**Written task:**
Write out the entries verbatim and leave the images out of the copy.

**Data supplied:**

— BEGIN —

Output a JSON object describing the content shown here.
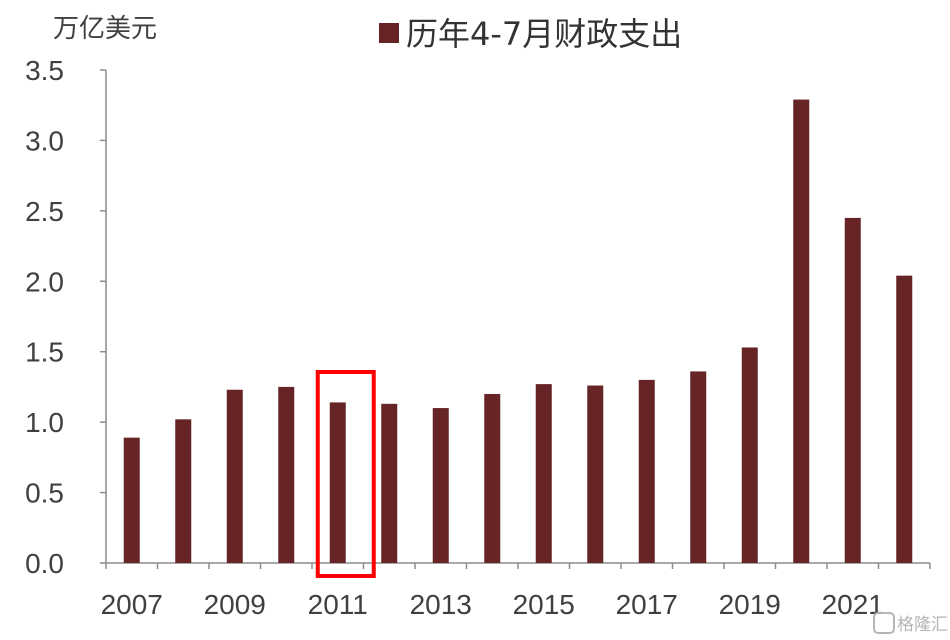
{
  "chart_data": {
    "type": "bar",
    "unit_label": "万亿美元",
    "legend": {
      "label": "历年4-7月财政支出",
      "placement": "top-center"
    },
    "series": [
      {
        "name": "历年4-7月财政支出",
        "color": "#672426",
        "values": [
          0.89,
          1.02,
          1.23,
          1.25,
          1.14,
          1.13,
          1.1,
          1.2,
          1.27,
          1.26,
          1.3,
          1.36,
          1.53,
          3.29,
          2.45,
          2.04
        ]
      }
    ],
    "categories": [
      "2007",
      "2008",
      "2009",
      "2010",
      "2011",
      "2012",
      "2013",
      "2014",
      "2015",
      "2016",
      "2017",
      "2018",
      "2019",
      "2020",
      "2021",
      "2022"
    ],
    "x_tick_labels": [
      "2007",
      "2009",
      "2011",
      "2013",
      "2015",
      "2017",
      "2019",
      "2021"
    ],
    "y_ticks": [
      "0.0",
      "0.5",
      "1.0",
      "1.5",
      "2.0",
      "2.5",
      "3.0",
      "3.5"
    ],
    "ylim": [
      0,
      3.5
    ],
    "grid": false,
    "highlight": {
      "category": "2011",
      "color": "#ff0000"
    }
  },
  "watermark": {
    "text": "格隆汇",
    "icon": "gelonghui-logo-icon"
  }
}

— END —

**Solution to this exercise:**
Output a JSON object describing the content shown here.
{
  "chart_data": {
    "type": "bar",
    "unit_label": "万亿美元",
    "legend": {
      "label": "历年4-7月财政支出",
      "placement": "top-center"
    },
    "series": [
      {
        "name": "历年4-7月财政支出",
        "color": "#672426",
        "values": [
          0.89,
          1.02,
          1.23,
          1.25,
          1.14,
          1.13,
          1.1,
          1.2,
          1.27,
          1.26,
          1.3,
          1.36,
          1.53,
          3.29,
          2.45,
          2.04
        ]
      }
    ],
    "categories": [
      "2007",
      "2008",
      "2009",
      "2010",
      "2011",
      "2012",
      "2013",
      "2014",
      "2015",
      "2016",
      "2017",
      "2018",
      "2019",
      "2020",
      "2021",
      "2022"
    ],
    "x_tick_labels": [
      "2007",
      "2009",
      "2011",
      "2013",
      "2015",
      "2017",
      "2019",
      "2021"
    ],
    "y_ticks": [
      "0.0",
      "0.5",
      "1.0",
      "1.5",
      "2.0",
      "2.5",
      "3.0",
      "3.5"
    ],
    "ylim": [
      0,
      3.5
    ],
    "grid": false,
    "highlight": {
      "category": "2011",
      "color": "#ff0000"
    }
  },
  "watermark": {
    "text": "格隆汇",
    "icon": "gelonghui-logo-icon"
  }
}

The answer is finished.